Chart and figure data

####

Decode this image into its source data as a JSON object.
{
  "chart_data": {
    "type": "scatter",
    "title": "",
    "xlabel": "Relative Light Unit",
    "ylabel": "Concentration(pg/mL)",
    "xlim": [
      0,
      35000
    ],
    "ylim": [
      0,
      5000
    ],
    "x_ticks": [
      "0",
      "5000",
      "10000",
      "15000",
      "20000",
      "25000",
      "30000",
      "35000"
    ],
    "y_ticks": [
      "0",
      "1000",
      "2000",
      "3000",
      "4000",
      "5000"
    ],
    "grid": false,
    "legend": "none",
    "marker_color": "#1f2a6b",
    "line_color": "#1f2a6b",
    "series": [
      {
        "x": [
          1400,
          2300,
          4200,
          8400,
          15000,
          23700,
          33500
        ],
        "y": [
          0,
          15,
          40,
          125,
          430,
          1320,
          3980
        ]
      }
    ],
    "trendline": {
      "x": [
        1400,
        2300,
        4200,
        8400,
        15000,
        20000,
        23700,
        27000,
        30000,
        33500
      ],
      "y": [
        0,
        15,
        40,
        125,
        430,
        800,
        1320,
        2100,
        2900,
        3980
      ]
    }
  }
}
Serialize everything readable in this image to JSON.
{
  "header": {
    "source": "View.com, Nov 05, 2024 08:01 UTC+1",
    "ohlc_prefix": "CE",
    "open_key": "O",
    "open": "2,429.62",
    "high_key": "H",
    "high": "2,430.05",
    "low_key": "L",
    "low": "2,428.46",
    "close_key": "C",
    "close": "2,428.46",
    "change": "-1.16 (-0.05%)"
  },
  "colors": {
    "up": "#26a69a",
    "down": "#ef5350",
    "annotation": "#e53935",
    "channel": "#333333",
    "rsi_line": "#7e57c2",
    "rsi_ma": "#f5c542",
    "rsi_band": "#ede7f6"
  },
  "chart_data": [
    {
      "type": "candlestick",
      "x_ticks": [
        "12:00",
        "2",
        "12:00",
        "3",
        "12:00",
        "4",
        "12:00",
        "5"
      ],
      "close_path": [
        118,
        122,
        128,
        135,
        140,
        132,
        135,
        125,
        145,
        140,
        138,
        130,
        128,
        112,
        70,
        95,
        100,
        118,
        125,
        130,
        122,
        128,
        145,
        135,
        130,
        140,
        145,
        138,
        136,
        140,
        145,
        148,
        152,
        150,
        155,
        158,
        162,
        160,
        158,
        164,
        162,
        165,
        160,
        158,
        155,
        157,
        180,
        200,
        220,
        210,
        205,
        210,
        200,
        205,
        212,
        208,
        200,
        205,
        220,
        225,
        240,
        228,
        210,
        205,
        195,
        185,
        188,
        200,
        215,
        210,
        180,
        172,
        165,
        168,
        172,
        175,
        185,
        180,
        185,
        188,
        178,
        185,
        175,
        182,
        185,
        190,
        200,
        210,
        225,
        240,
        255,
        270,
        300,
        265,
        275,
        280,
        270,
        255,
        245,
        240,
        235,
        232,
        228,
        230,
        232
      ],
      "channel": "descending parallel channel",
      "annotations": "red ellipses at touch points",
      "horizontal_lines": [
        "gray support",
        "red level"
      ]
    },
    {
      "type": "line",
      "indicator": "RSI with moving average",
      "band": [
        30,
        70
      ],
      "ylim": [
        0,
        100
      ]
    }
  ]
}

####

## Exercise goal
Scan the material above. Copy each line that holds the word "JSON".

## Task solution
Decode this image into its source data as a JSON object.
Serialize everything readable in this image to JSON.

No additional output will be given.